» **Given request**: Omit all images. Write out the rest of the material exactly.
-- Begin Record excerpts --
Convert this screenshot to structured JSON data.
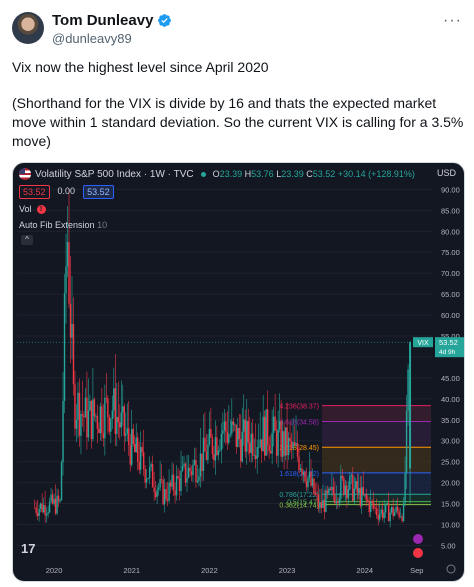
{
  "post": {
    "author_name": "Tom Dunleavy",
    "handle": "@dunleavy89",
    "text_line1": "Vix now the highest level since April 2020",
    "text_line2": "(Shorthand for the VIX is divide by 16 and thats the expected market move within 1 standard deviation. So the current VIX is calling for a 3.5% move)"
  },
  "chart_header": {
    "title": "Volatility S&P 500 Index · 1W · TVC",
    "ohlc": {
      "o": "23.39",
      "h": "53.76",
      "l": "23.39",
      "c": "53.52",
      "chg": "+30.14 (+128.91%)"
    },
    "currency": "USD",
    "price_pill": "53.52",
    "spread": "0.00",
    "price_pill2": "53.52",
    "vol_label": "Vol",
    "indicator_label": "Auto Fib Extension",
    "indicator_value": "10"
  },
  "colors": {
    "up": "#26a69a",
    "down": "#f23645",
    "bg": "#131722"
  },
  "chart_data": {
    "type": "candlestick",
    "title": "Volatility S&P 500 Index · 1W · TVC",
    "x_ticks": [
      "2020",
      "2021",
      "2022",
      "2023",
      "2024",
      "Sep"
    ],
    "y_ticks": [
      "90.00",
      "85.00",
      "80.00",
      "75.00",
      "70.00",
      "65.00",
      "60.00",
      "55.00",
      "45.00",
      "40.00",
      "35.00",
      "30.00",
      "25.00",
      "20.00",
      "15.00",
      "10.00",
      "5.00"
    ],
    "ylim": [
      2,
      92
    ],
    "last_price_label": "VIX",
    "last_price": "53.52",
    "countdown": "4d 9h",
    "fib_levels": [
      {
        "label": "4.236(38.37)",
        "value": 38.37,
        "color": "#e91e63"
      },
      {
        "label": "3.618(34.58)",
        "value": 34.58,
        "color": "#9c27b0"
      },
      {
        "label": "2.618(28.45)",
        "value": 28.45,
        "color": "#ff9800"
      },
      {
        "label": "1.618(22.32)",
        "value": 22.32,
        "color": "#2962ff"
      },
      {
        "label": "0.786(17.22)",
        "value": 17.22,
        "color": "#26a69a"
      },
      {
        "label": "0.5(15.47)",
        "value": 15.47,
        "color": "#4caf50"
      },
      {
        "label": "0.382(14.74)",
        "value": 14.74,
        "color": "#8bc34a"
      }
    ],
    "series_keypoints": [
      {
        "x": "2019-10",
        "y": 14
      },
      {
        "x": "2020-02",
        "y": 15
      },
      {
        "x": "2020-03",
        "y": 82
      },
      {
        "x": "2020-04",
        "y": 40
      },
      {
        "x": "2020-06",
        "y": 35
      },
      {
        "x": "2020-10",
        "y": 38
      },
      {
        "x": "2021-01",
        "y": 28
      },
      {
        "x": "2021-06",
        "y": 17
      },
      {
        "x": "2021-12",
        "y": 26
      },
      {
        "x": "2022-03",
        "y": 33
      },
      {
        "x": "2022-06",
        "y": 30
      },
      {
        "x": "2022-10",
        "y": 32
      },
      {
        "x": "2023-03",
        "y": 26
      },
      {
        "x": "2023-06",
        "y": 14
      },
      {
        "x": "2023-10",
        "y": 20
      },
      {
        "x": "2024-03",
        "y": 13
      },
      {
        "x": "2024-07",
        "y": 13
      },
      {
        "x": "2024-08",
        "y": 53.52
      }
    ]
  }
}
-- End Record excerpts --
» **Exercise solution**:
Convert this screenshot to structured JSON data.
{
  "post": {
    "author_name": "Tom Dunleavy",
    "handle": "@dunleavy89",
    "text_line1": "Vix now the highest level since April 2020",
    "text_line2": "(Shorthand for the VIX is divide by 16 and thats the expected market move within 1 standard deviation. So the current VIX is calling for a 3.5% move)"
  },
  "chart_header": {
    "title": "Volatility S&P 500 Index · 1W · TVC",
    "ohlc": {
      "o": "23.39",
      "h": "53.76",
      "l": "23.39",
      "c": "53.52",
      "chg": "+30.14 (+128.91%)"
    },
    "currency": "USD",
    "price_pill": "53.52",
    "spread": "0.00",
    "price_pill2": "53.52",
    "vol_label": "Vol",
    "indicator_label": "Auto Fib Extension",
    "indicator_value": "10"
  },
  "colors": {
    "up": "#26a69a",
    "down": "#f23645",
    "bg": "#131722"
  },
  "chart_data": {
    "type": "candlestick",
    "title": "Volatility S&P 500 Index · 1W · TVC",
    "x_ticks": [
      "2020",
      "2021",
      "2022",
      "2023",
      "2024",
      "Sep"
    ],
    "y_ticks": [
      "90.00",
      "85.00",
      "80.00",
      "75.00",
      "70.00",
      "65.00",
      "60.00",
      "55.00",
      "45.00",
      "40.00",
      "35.00",
      "30.00",
      "25.00",
      "20.00",
      "15.00",
      "10.00",
      "5.00"
    ],
    "ylim": [
      2,
      92
    ],
    "last_price_label": "VIX",
    "last_price": "53.52",
    "countdown": "4d 9h",
    "fib_levels": [
      {
        "label": "4.236(38.37)",
        "value": 38.37,
        "color": "#e91e63"
      },
      {
        "label": "3.618(34.58)",
        "value": 34.58,
        "color": "#9c27b0"
      },
      {
        "label": "2.618(28.45)",
        "value": 28.45,
        "color": "#ff9800"
      },
      {
        "label": "1.618(22.32)",
        "value": 22.32,
        "color": "#2962ff"
      },
      {
        "label": "0.786(17.22)",
        "value": 17.22,
        "color": "#26a69a"
      },
      {
        "label": "0.5(15.47)",
        "value": 15.47,
        "color": "#4caf50"
      },
      {
        "label": "0.382(14.74)",
        "value": 14.74,
        "color": "#8bc34a"
      }
    ],
    "series_keypoints": [
      {
        "x": "2019-10",
        "y": 14
      },
      {
        "x": "2020-02",
        "y": 15
      },
      {
        "x": "2020-03",
        "y": 82
      },
      {
        "x": "2020-04",
        "y": 40
      },
      {
        "x": "2020-06",
        "y": 35
      },
      {
        "x": "2020-10",
        "y": 38
      },
      {
        "x": "2021-01",
        "y": 28
      },
      {
        "x": "2021-06",
        "y": 17
      },
      {
        "x": "2021-12",
        "y": 26
      },
      {
        "x": "2022-03",
        "y": 33
      },
      {
        "x": "2022-06",
        "y": 30
      },
      {
        "x": "2022-10",
        "y": 32
      },
      {
        "x": "2023-03",
        "y": 26
      },
      {
        "x": "2023-06",
        "y": 14
      },
      {
        "x": "2023-10",
        "y": 20
      },
      {
        "x": "2024-03",
        "y": 13
      },
      {
        "x": "2024-07",
        "y": 13
      },
      {
        "x": "2024-08",
        "y": 53.52
      }
    ]
  }
}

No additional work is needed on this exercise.